§ **Materials provided**

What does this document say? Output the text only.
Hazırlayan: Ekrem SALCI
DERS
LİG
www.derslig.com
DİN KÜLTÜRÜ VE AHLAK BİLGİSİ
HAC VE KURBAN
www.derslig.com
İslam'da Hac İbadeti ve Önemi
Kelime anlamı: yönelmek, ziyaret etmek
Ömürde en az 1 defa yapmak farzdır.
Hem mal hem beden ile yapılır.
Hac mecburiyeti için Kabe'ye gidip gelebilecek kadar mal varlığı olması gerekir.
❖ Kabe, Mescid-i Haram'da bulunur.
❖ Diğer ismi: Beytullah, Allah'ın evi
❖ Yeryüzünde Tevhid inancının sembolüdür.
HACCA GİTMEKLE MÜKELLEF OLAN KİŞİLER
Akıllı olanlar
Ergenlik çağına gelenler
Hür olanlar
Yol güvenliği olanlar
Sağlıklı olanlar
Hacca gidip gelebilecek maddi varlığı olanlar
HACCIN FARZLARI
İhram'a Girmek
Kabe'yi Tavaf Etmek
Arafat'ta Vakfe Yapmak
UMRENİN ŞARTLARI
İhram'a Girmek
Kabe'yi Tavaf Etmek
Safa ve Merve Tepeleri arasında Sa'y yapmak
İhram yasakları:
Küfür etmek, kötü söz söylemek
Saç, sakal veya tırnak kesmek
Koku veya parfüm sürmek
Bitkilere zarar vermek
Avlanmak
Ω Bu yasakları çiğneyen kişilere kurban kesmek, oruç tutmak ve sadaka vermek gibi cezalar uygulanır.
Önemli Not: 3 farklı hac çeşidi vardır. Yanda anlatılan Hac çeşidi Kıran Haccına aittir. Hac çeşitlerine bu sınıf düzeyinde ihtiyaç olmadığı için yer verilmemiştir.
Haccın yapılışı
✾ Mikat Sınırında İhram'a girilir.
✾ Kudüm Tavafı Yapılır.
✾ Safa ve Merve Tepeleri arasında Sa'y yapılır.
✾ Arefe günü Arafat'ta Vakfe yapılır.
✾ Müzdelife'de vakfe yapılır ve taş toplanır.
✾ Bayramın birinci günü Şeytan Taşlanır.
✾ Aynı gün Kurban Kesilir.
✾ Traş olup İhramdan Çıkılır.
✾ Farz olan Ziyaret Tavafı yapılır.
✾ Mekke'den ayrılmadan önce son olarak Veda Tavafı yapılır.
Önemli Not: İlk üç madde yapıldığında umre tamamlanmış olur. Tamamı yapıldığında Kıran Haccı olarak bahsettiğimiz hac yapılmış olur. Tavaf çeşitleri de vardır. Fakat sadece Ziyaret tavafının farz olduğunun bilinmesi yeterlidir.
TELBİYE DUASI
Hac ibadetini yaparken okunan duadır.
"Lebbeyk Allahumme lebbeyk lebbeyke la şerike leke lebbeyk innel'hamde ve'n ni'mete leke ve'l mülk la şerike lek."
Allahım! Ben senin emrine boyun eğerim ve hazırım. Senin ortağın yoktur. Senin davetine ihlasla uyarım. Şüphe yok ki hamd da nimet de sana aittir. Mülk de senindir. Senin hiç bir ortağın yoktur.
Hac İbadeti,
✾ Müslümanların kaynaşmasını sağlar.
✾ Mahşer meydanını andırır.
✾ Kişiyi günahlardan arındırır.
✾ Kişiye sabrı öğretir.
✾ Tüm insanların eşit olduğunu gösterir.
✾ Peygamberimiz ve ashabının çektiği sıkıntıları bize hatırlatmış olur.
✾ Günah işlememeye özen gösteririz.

§ **What the task requires**
Pick out each line that holds the string "Önemli".

§ **Exercise solution**
Önemli Not: 3 farklı hac çeşidi vardır. Yanda anlatılan Hac çeşidi Kıran Haccına aittir. Hac çeşitlerine bu sınıf düzeyinde ihtiyaç olmadığı için yer verilmemiştir.
Önemli Not: İlk üç madde yapıldığında umre tamamlanmış olur. Tamamı yapıldığında Kıran Haccı olarak bahsettiğimiz hac yapılmış olur. Tavaf çeşitleri de vardır. Fakat sadece Ziyaret tavafının farz olduğunun bilinmesi yeterlidir.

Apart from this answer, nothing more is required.